▸ REQUIRED WORK
Return each line of the listing that contains the string "hhmm".

#### PROVIDED RECORDS

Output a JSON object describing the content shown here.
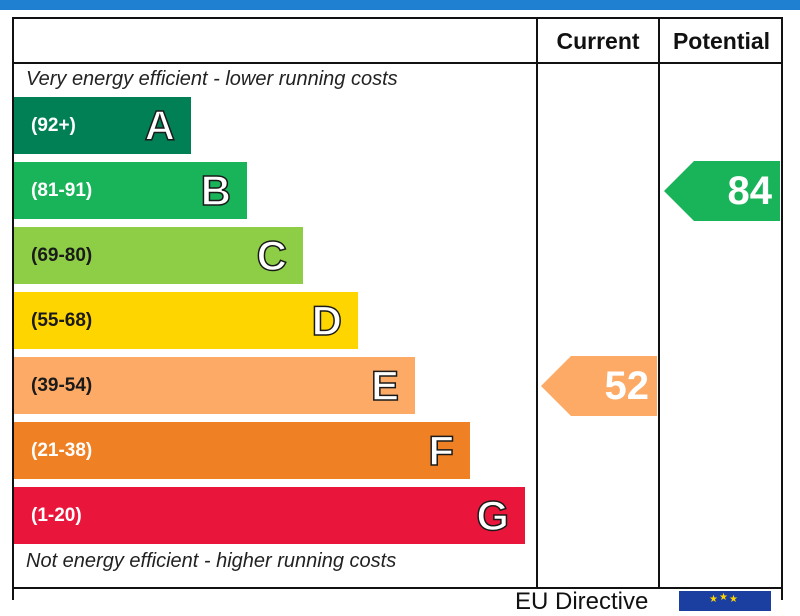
{
  "chart_data": {
    "type": "bar",
    "columns": {
      "current": "Current",
      "potential": "Potential"
    },
    "top_caption": "Very energy efficient - lower running costs",
    "bottom_caption": "Not energy efficient - higher running costs",
    "bands": [
      {
        "letter": "A",
        "range": "(92+)",
        "color": "#008054"
      },
      {
        "letter": "B",
        "range": "(81-91)",
        "color": "#19b459"
      },
      {
        "letter": "C",
        "range": "(69-80)",
        "color": "#8dce46"
      },
      {
        "letter": "D",
        "range": "(55-68)",
        "color": "#ffd500"
      },
      {
        "letter": "E",
        "range": "(39-54)",
        "color": "#fcaa65"
      },
      {
        "letter": "F",
        "range": "(21-38)",
        "color": "#ef8023"
      },
      {
        "letter": "G",
        "range": "(1-20)",
        "color": "#e9153b"
      }
    ],
    "current": {
      "value": "52",
      "band": "E",
      "color": "#fcaa65"
    },
    "potential": {
      "value": "84",
      "band": "B",
      "color": "#19b459"
    }
  },
  "footer": {
    "text": "EU Directive"
  }
}
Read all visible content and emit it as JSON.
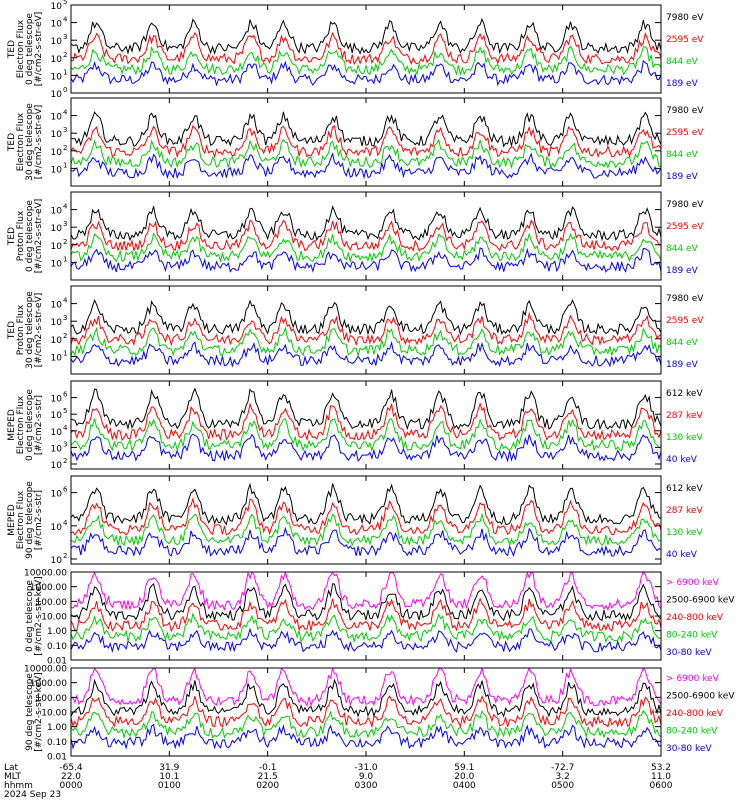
{
  "chart_data": {
    "type": "line",
    "panels": [
      {
        "ylabel": [
          "TED",
          "Electron Flux",
          "0 deg telescope",
          "[#/cm2-s-str-eV]"
        ],
        "scale": "log",
        "ylim": [
          1,
          100000
        ],
        "ticks": [
          {
            "v": 1,
            "m": "10",
            "e": "0"
          },
          {
            "v": 10,
            "m": "10",
            "e": "1"
          },
          {
            "v": 100,
            "m": "10",
            "e": "2"
          },
          {
            "v": 1000,
            "m": "10",
            "e": "3"
          },
          {
            "v": 10000,
            "m": "10",
            "e": "4"
          },
          {
            "v": 100000,
            "m": "10",
            "e": "5"
          }
        ],
        "legend": [
          {
            "label": "7980 eV",
            "color": "#000000"
          },
          {
            "label": "2595 eV",
            "color": "#ff0000"
          },
          {
            "label": "844 eV",
            "color": "#00cc00"
          },
          {
            "label": "189 eV",
            "color": "#0000ff"
          }
        ]
      },
      {
        "ylabel": [
          "TED",
          "Electron Flux",
          "30 deg telescope",
          "[#/cm2-s-str-eV]"
        ],
        "scale": "log",
        "ylim": [
          1,
          100000
        ],
        "ticks": [
          {
            "v": 10,
            "m": "10",
            "e": "1"
          },
          {
            "v": 100,
            "m": "10",
            "e": "2"
          },
          {
            "v": 1000,
            "m": "10",
            "e": "3"
          },
          {
            "v": 10000,
            "m": "10",
            "e": "4"
          }
        ],
        "legend": [
          {
            "label": "7980 eV",
            "color": "#000000"
          },
          {
            "label": "2595 eV",
            "color": "#ff0000"
          },
          {
            "label": "844 eV",
            "color": "#00cc00"
          },
          {
            "label": "189 eV",
            "color": "#0000ff"
          }
        ]
      },
      {
        "ylabel": [
          "TED",
          "Proton Flux",
          "0 deg telescope",
          "[#/cm2-s-str-eV]"
        ],
        "scale": "log",
        "ylim": [
          1,
          100000
        ],
        "ticks": [
          {
            "v": 10,
            "m": "10",
            "e": "1"
          },
          {
            "v": 100,
            "m": "10",
            "e": "2"
          },
          {
            "v": 1000,
            "m": "10",
            "e": "3"
          },
          {
            "v": 10000,
            "m": "10",
            "e": "4"
          }
        ],
        "legend": [
          {
            "label": "7980 eV",
            "color": "#000000"
          },
          {
            "label": "2595 eV",
            "color": "#ff0000"
          },
          {
            "label": "844 eV",
            "color": "#00cc00"
          },
          {
            "label": "189 eV",
            "color": "#0000ff"
          }
        ]
      },
      {
        "ylabel": [
          "TED",
          "Proton Flux",
          "30 deg telescope",
          "[#/cm2-s-str-eV]"
        ],
        "scale": "log",
        "ylim": [
          1,
          100000
        ],
        "ticks": [
          {
            "v": 10,
            "m": "10",
            "e": "1"
          },
          {
            "v": 100,
            "m": "10",
            "e": "2"
          },
          {
            "v": 1000,
            "m": "10",
            "e": "3"
          },
          {
            "v": 10000,
            "m": "10",
            "e": "4"
          }
        ],
        "legend": [
          {
            "label": "7980 eV",
            "color": "#000000"
          },
          {
            "label": "2595 eV",
            "color": "#ff0000"
          },
          {
            "label": "844 eV",
            "color": "#00cc00"
          },
          {
            "label": "189 eV",
            "color": "#0000ff"
          }
        ]
      },
      {
        "ylabel": [
          "MEPED",
          "Electron Flux",
          "0 deg telescope",
          "[#/cm2-s-str]"
        ],
        "scale": "log",
        "ylim": [
          50,
          10000000
        ],
        "ticks": [
          {
            "v": 100,
            "m": "10",
            "e": "2"
          },
          {
            "v": 1000,
            "m": "10",
            "e": "3"
          },
          {
            "v": 10000,
            "m": "10",
            "e": "4"
          },
          {
            "v": 100000,
            "m": "10",
            "e": "5"
          },
          {
            "v": 1000000,
            "m": "10",
            "e": "6"
          }
        ],
        "legend": [
          {
            "label": "612 keV",
            "color": "#000000"
          },
          {
            "label": "287 keV",
            "color": "#ff0000"
          },
          {
            "label": "130 keV",
            "color": "#00cc00"
          },
          {
            "label": "40 keV",
            "color": "#0000ff"
          }
        ]
      },
      {
        "ylabel": [
          "MEPED",
          "Electron Flux",
          "90 deg telescope",
          "[#/cm2-s-str]"
        ],
        "scale": "log",
        "ylim": [
          50,
          10000000
        ],
        "ticks": [
          {
            "v": 100,
            "m": "10",
            "e": "2"
          },
          {
            "v": 10000,
            "m": "10",
            "e": "4"
          },
          {
            "v": 1000000,
            "m": "10",
            "e": "6"
          }
        ],
        "legend": [
          {
            "label": "612 keV",
            "color": "#000000"
          },
          {
            "label": "287 keV",
            "color": "#ff0000"
          },
          {
            "label": "130 keV",
            "color": "#00cc00"
          },
          {
            "label": "40 keV",
            "color": "#0000ff"
          }
        ]
      },
      {
        "ylabel": [
          "0 deg telescope",
          "[#/cm2-s-str-keV]"
        ],
        "scale": "log",
        "ylim": [
          0.01,
          10000
        ],
        "ticks": [
          {
            "v": 0.01,
            "t": "0.01"
          },
          {
            "v": 0.1,
            "t": "0.10"
          },
          {
            "v": 1,
            "t": "1.00"
          },
          {
            "v": 10,
            "t": "10.00"
          },
          {
            "v": 100,
            "t": "100.00"
          },
          {
            "v": 1000,
            "t": "1000.00"
          },
          {
            "v": 10000,
            "t": "10000.00"
          }
        ],
        "legend": [
          {
            "label": "> 6900 keV",
            "color": "#ff00ff"
          },
          {
            "label": "2500-6900 keV",
            "color": "#000000"
          },
          {
            "label": "240-800 keV",
            "color": "#ff0000"
          },
          {
            "label": "80-240 keV",
            "color": "#00cc00"
          },
          {
            "label": "30-80 keV",
            "color": "#0000ff"
          }
        ]
      },
      {
        "ylabel": [
          "90 deg telescope",
          "[#/cm2-s-str-keV]"
        ],
        "scale": "log",
        "ylim": [
          0.01,
          10000
        ],
        "ticks": [
          {
            "v": 0.01,
            "t": "0.01"
          },
          {
            "v": 0.1,
            "t": "0.10"
          },
          {
            "v": 1,
            "t": "1.00"
          },
          {
            "v": 10,
            "t": "10.00"
          },
          {
            "v": 100,
            "t": "100.00"
          },
          {
            "v": 1000,
            "t": "1000.00"
          },
          {
            "v": 10000,
            "t": "10000.00"
          }
        ],
        "legend": [
          {
            "label": "> 6900 keV",
            "color": "#ff00ff"
          },
          {
            "label": "2500-6900 keV",
            "color": "#000000"
          },
          {
            "label": "240-800 keV",
            "color": "#ff0000"
          },
          {
            "label": "80-240 keV",
            "color": "#00cc00"
          },
          {
            "label": "30-80 keV",
            "color": "#0000ff"
          }
        ]
      }
    ],
    "x_axis": {
      "row_labels": [
        "Lat",
        "MLT",
        "hhmm",
        "2024 Sep 23"
      ],
      "xlim": [
        0,
        360
      ],
      "ticks": [
        {
          "x": 0,
          "lat": "-65.4",
          "mlt": "22.0",
          "hhmm": "0000"
        },
        {
          "x": 60,
          "lat": "31.9",
          "mlt": "10.1",
          "hhmm": "0100"
        },
        {
          "x": 120,
          "lat": "-0.1",
          "mlt": "21.5",
          "hhmm": "0200"
        },
        {
          "x": 180,
          "lat": "-31.0",
          "mlt": "9.0",
          "hhmm": "0300"
        },
        {
          "x": 240,
          "lat": "59.1",
          "mlt": "20.0",
          "hhmm": "0400"
        },
        {
          "x": 300,
          "lat": "-72.7",
          "mlt": "3.2",
          "hhmm": "0500"
        },
        {
          "x": 360,
          "lat": "53.2",
          "mlt": "11.0",
          "hhmm": "0600"
        }
      ]
    }
  }
}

########

▸ TASK ANSWER
        "hhmm",
          "hhmm": "0000"
          "hhmm": "0100"
          "hhmm": "0200"
          "hhmm": "0300"
          "hhmm": "0400"
          "hhmm": "0500"
          "hhmm": "0600"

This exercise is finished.